_What to do:_
Check every line below for the word "Spins" and show those that hold it.
** Start of Input data **
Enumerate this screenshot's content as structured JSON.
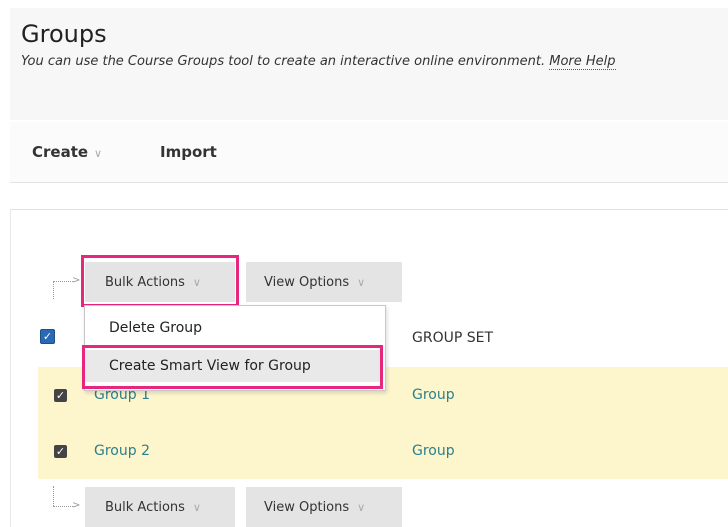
{
  "page": {
    "title": "Groups",
    "description": "You can use the Course Groups tool to create an interactive online environment.",
    "more_help": "More Help"
  },
  "actionbar": {
    "create_label": "Create",
    "import_label": "Import"
  },
  "toolbar": {
    "bulk_actions_label": "Bulk Actions",
    "view_options_label": "View Options"
  },
  "bulk_menu": {
    "items": [
      {
        "label": "Delete Group"
      },
      {
        "label": "Create Smart View for Group"
      }
    ]
  },
  "table": {
    "columns": {
      "group_set": "GROUP SET"
    },
    "rows": [
      {
        "name": "Group 1",
        "group_set": "Group",
        "checked": true
      },
      {
        "name": "Group 2",
        "group_set": "Group",
        "checked": true
      }
    ]
  },
  "colors": {
    "highlight_border": "#e6267f",
    "row_bg": "#fdf5cc",
    "link": "#2c7f8c",
    "button_bg": "#e4e4e4"
  },
  "icons": [
    "chevron-down-icon",
    "checkbox-checked-icon",
    "bracket-arrow-icon"
  ]
}
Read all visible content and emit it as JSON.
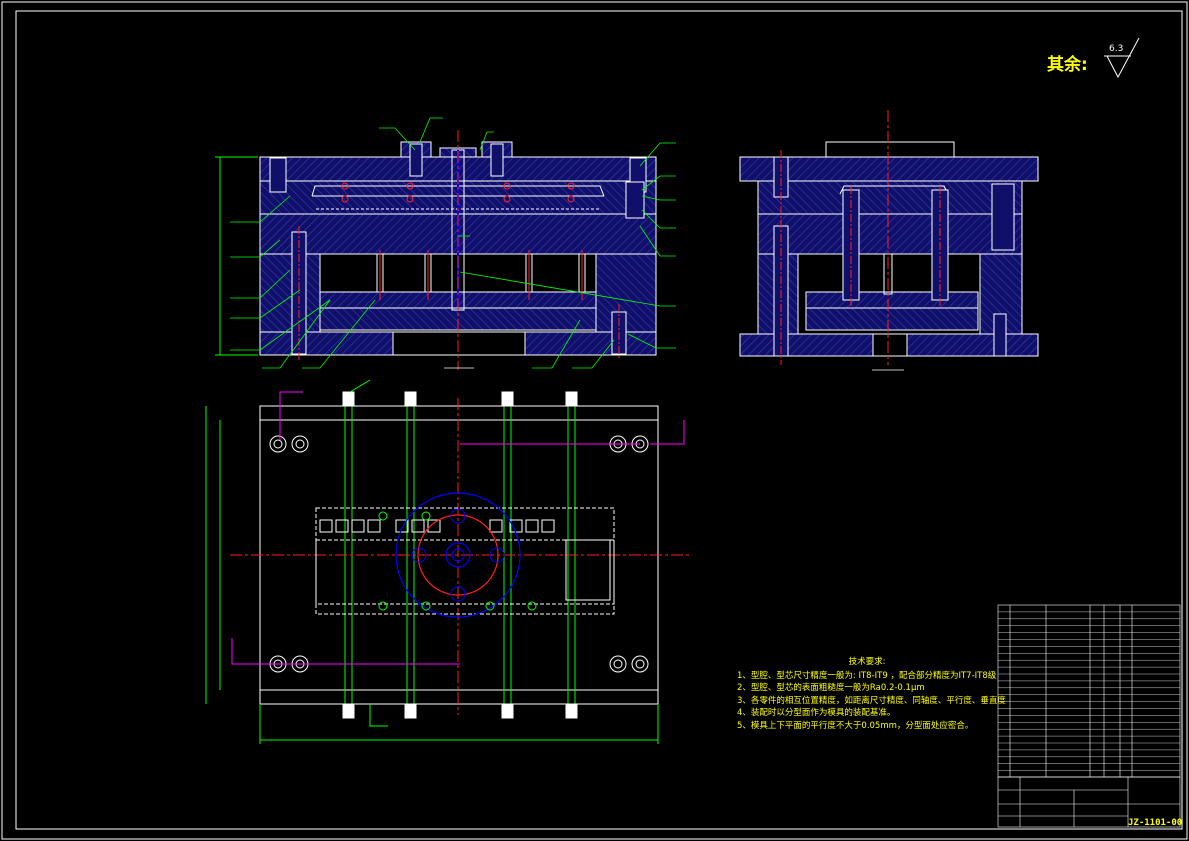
{
  "surface_finish": {
    "label": "其余:",
    "value": "6.3"
  },
  "tech_requirements": {
    "title": "技术要求:",
    "items": [
      "1、型腔、型芯尺寸精度一般为: IT8-IT9 ，配合部分精度为IT7-IT8级",
      "2、型腔、型芯的表面粗糙度一般为Ra0.2-0.1μm",
      "3、各零件的相互位置精度，如距离尺寸精度、同轴度、平行度、垂直度",
      "4、装配时以分型面作为模具的装配基准。",
      "5、模具上下平面的平行度不大于0.05mm，分型面处应密合。"
    ]
  },
  "title_block": {
    "drawing_number": "JZ-1101-00"
  },
  "colors": {
    "background": "#000000",
    "plate_fill": "#10106a",
    "hatch": "#3a3ab0",
    "outline": "#ffffff",
    "dimension": "#00ff00",
    "center_line": "#ff2020",
    "mold_part": "#0000ff",
    "annotation": "#ffff00",
    "section_marker": "#ff00ff"
  }
}
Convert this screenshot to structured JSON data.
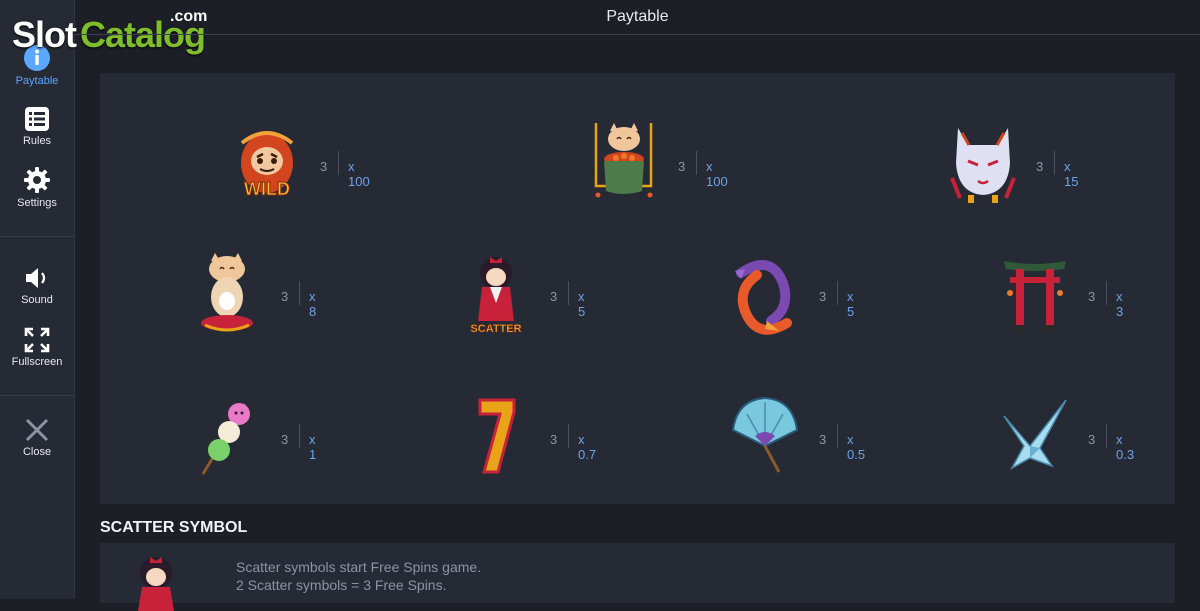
{
  "header": {
    "title": "Paytable"
  },
  "watermark": {
    "part1": "Slot",
    "part2": "Catalog",
    "part3": ".com"
  },
  "sidebar": {
    "items": [
      {
        "label": "Paytable",
        "icon": "info-icon",
        "active": true
      },
      {
        "label": "Rules",
        "icon": "list-icon"
      },
      {
        "label": "Settings",
        "icon": "gear-icon"
      },
      {
        "label": "Sound",
        "icon": "speaker-icon"
      },
      {
        "label": "Fullscreen",
        "icon": "fullscreen-icon"
      },
      {
        "label": "Close",
        "icon": "close-icon"
      }
    ]
  },
  "paytable": {
    "rows": [
      [
        {
          "symbol": "wild-daruma",
          "count": "3",
          "payout": "x 100"
        },
        {
          "symbol": "lucky-cat-bowl",
          "count": "3",
          "payout": "x 100",
          "highlighted": true
        },
        {
          "symbol": "kitsune-mask",
          "count": "3",
          "payout": "x 15"
        }
      ],
      [
        {
          "symbol": "maneki-neko",
          "count": "3",
          "payout": "x 8"
        },
        {
          "symbol": "scatter-kokeshi",
          "count": "3",
          "payout": "x 5"
        },
        {
          "symbol": "koi-fish",
          "count": "3",
          "payout": "x 5"
        },
        {
          "symbol": "torii-gate",
          "count": "3",
          "payout": "x 3"
        }
      ],
      [
        {
          "symbol": "dango",
          "count": "3",
          "payout": "x 1"
        },
        {
          "symbol": "seven",
          "count": "3",
          "payout": "x 0.7"
        },
        {
          "symbol": "fan",
          "count": "3",
          "payout": "x 0.5"
        },
        {
          "symbol": "origami-crane",
          "count": "3",
          "payout": "x 0.3"
        }
      ]
    ]
  },
  "scatter": {
    "title": "SCATTER SYMBOL",
    "lines": [
      "Scatter symbols start Free Spins game.",
      "2 Scatter symbols = 3 Free Spins."
    ]
  },
  "colors": {
    "accent": "#5aa8ff",
    "payout": "#6fa3e8",
    "gold": "#e8a317",
    "background": "#1d1f27",
    "panel": "#262a35"
  }
}
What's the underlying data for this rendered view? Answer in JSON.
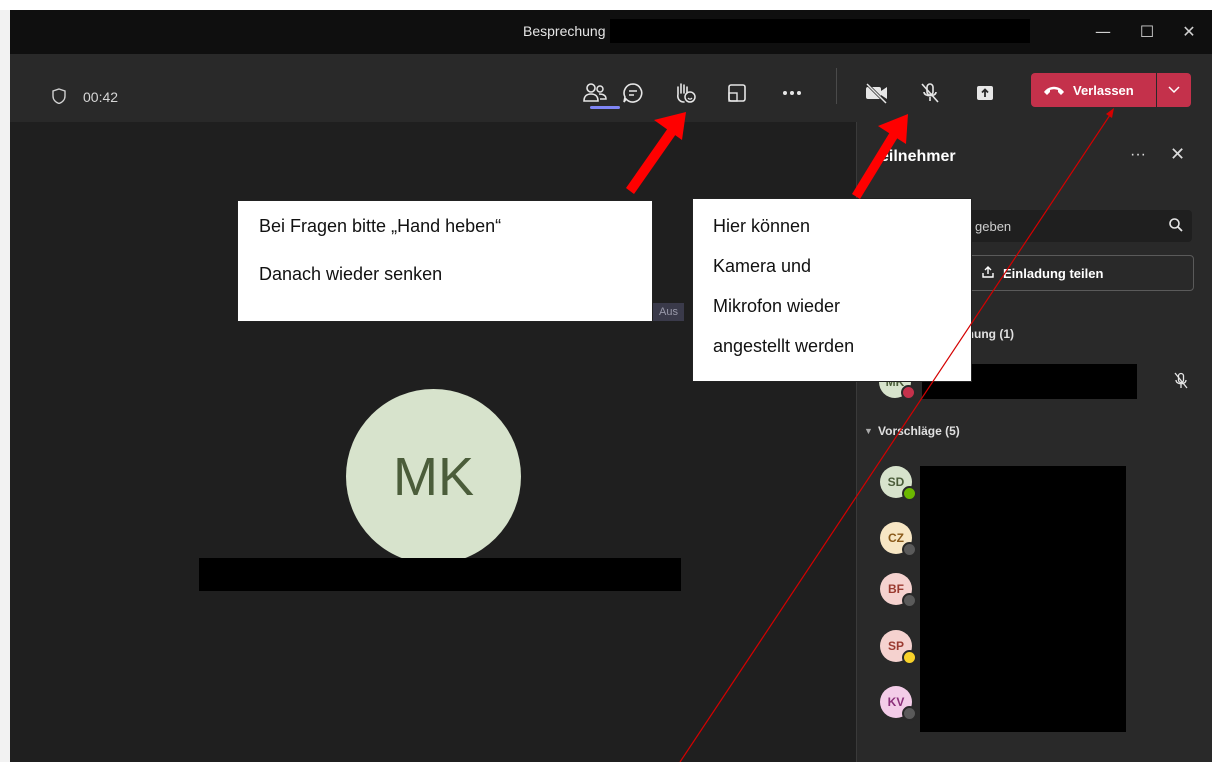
{
  "window": {
    "title": "Besprechung",
    "controls": {
      "minimize": "—",
      "maximize": "☐",
      "close": "✕"
    }
  },
  "toolbar": {
    "timer": "00:42",
    "icons": [
      "participants-icon",
      "chat-icon",
      "raise-hand-icon",
      "layout-icon",
      "more-icon",
      "camera-off-icon",
      "mic-off-icon",
      "share-tray-icon"
    ],
    "leave_label": "Verlassen",
    "leave_color": "#c4314b"
  },
  "stage": {
    "avatar_initials": "MK",
    "ghost_label": "Aus"
  },
  "panel": {
    "title": "eilnehmer",
    "search_placeholder": "geben",
    "invite_label": "Einladung teilen",
    "in_meeting_label": "chung (1)",
    "suggestions_label": "Vorschläge (5)",
    "in_meeting": [
      {
        "initials": "MK",
        "status": "busy"
      }
    ],
    "suggestions": [
      {
        "initials": "SD",
        "status": "available"
      },
      {
        "initials": "CZ",
        "status": "offline"
      },
      {
        "initials": "BF",
        "status": "offline"
      },
      {
        "initials": "SP",
        "status": "away"
      },
      {
        "initials": "KV",
        "status": "offline"
      }
    ]
  },
  "callouts": {
    "hand": {
      "line1": "Bei Fragen bitte „Hand heben“",
      "line2": "Danach wieder senken"
    },
    "camera": {
      "line1": "Hier können",
      "line2": "Kamera und",
      "line3": "Mikrofon wieder",
      "line4": "angestellt werden"
    }
  },
  "colors": {
    "accent": "#7f85f5",
    "arrow": "#ff0000",
    "available": "#6bb700",
    "busy": "#c4314b",
    "away": "#f8d22a"
  }
}
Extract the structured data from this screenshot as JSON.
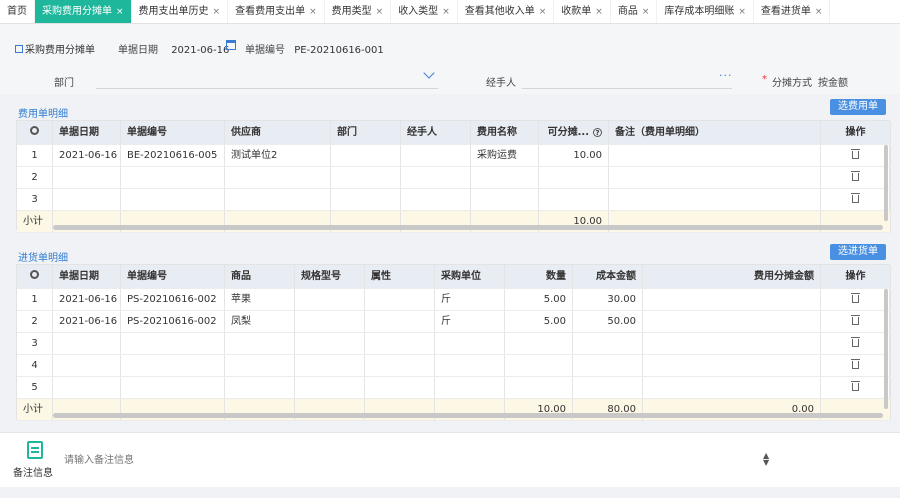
{
  "tabs": [
    {
      "label": "首页",
      "closable": false,
      "active": false
    },
    {
      "label": "采购费用分摊单",
      "closable": true,
      "active": true
    },
    {
      "label": "费用支出单历史",
      "closable": true,
      "active": false
    },
    {
      "label": "查看费用支出单",
      "closable": true,
      "active": false
    },
    {
      "label": "费用类型",
      "closable": true,
      "active": false
    },
    {
      "label": "收入类型",
      "closable": true,
      "active": false
    },
    {
      "label": "查看其他收入单",
      "closable": true,
      "active": false
    },
    {
      "label": "收款单",
      "closable": true,
      "active": false
    },
    {
      "label": "商品",
      "closable": true,
      "active": false
    },
    {
      "label": "库存成本明细账",
      "closable": true,
      "active": false
    },
    {
      "label": "查看进货单",
      "closable": true,
      "active": false
    }
  ],
  "tab_close": "×",
  "header": {
    "doc_title": "采购费用分摊单",
    "date_label": "单据日期",
    "date_value": "2021-06-16",
    "code_label": "单据编号",
    "code_value": "PE-20210616-001",
    "dept_label": "部门",
    "handler_label": "经手人",
    "handler_dots": "···",
    "alloc_required": "*",
    "alloc_label": "分摊方式",
    "alloc_value": "按金额"
  },
  "expense": {
    "section_title": "费用单明细",
    "select_button": "选费用单",
    "columns": [
      "单据日期",
      "单据编号",
      "供应商",
      "部门",
      "经手人",
      "费用名称",
      "可分摊...",
      "备注（费用单明细）",
      "操作"
    ],
    "rows": [
      {
        "no": "1",
        "date": "2021-06-16",
        "code": "BE-20210616-005",
        "supplier": "测试单位2",
        "dept": "",
        "handler": "",
        "name": "采购运费",
        "amount": "10.00",
        "remark": ""
      },
      {
        "no": "2",
        "date": "",
        "code": "",
        "supplier": "",
        "dept": "",
        "handler": "",
        "name": "",
        "amount": "",
        "remark": ""
      },
      {
        "no": "3",
        "date": "",
        "code": "",
        "supplier": "",
        "dept": "",
        "handler": "",
        "name": "",
        "amount": "",
        "remark": ""
      }
    ],
    "subtotal_label": "小计",
    "subtotal_amount": "10.00"
  },
  "purchase": {
    "section_title": "进货单明细",
    "select_button": "选进货单",
    "columns": [
      "单据日期",
      "单据编号",
      "商品",
      "规格型号",
      "属性",
      "采购单位",
      "数量",
      "成本金额",
      "费用分摊金额",
      "操作"
    ],
    "rows": [
      {
        "no": "1",
        "date": "2021-06-16",
        "code": "PS-20210616-002",
        "goods": "苹果",
        "spec": "",
        "attr": "",
        "unit": "斤",
        "qty": "5.00",
        "cost": "30.00",
        "alloc": ""
      },
      {
        "no": "2",
        "date": "2021-06-16",
        "code": "PS-20210616-002",
        "goods": "凤梨",
        "spec": "",
        "attr": "",
        "unit": "斤",
        "qty": "5.00",
        "cost": "50.00",
        "alloc": ""
      },
      {
        "no": "3",
        "date": "",
        "code": "",
        "goods": "",
        "spec": "",
        "attr": "",
        "unit": "",
        "qty": "",
        "cost": "",
        "alloc": ""
      },
      {
        "no": "4",
        "date": "",
        "code": "",
        "goods": "",
        "spec": "",
        "attr": "",
        "unit": "",
        "qty": "",
        "cost": "",
        "alloc": ""
      },
      {
        "no": "5",
        "date": "",
        "code": "",
        "goods": "",
        "spec": "",
        "attr": "",
        "unit": "",
        "qty": "",
        "cost": "",
        "alloc": ""
      }
    ],
    "subtotal_label": "小计",
    "subtotal_qty": "10.00",
    "subtotal_cost": "80.00",
    "subtotal_alloc": "0.00"
  },
  "footer": {
    "remark_label": "备注信息",
    "remark_placeholder": "请输入备注信息"
  },
  "colors": {
    "accent": "#1fb79b",
    "blue": "#4a90e2",
    "subtotal_bg": "#fdf7e6"
  }
}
** End of Input data **
_Result of the task:_
      "Scatter symbols start Free Spins game.",
      "2 Scatter symbols = 3 Free Spins."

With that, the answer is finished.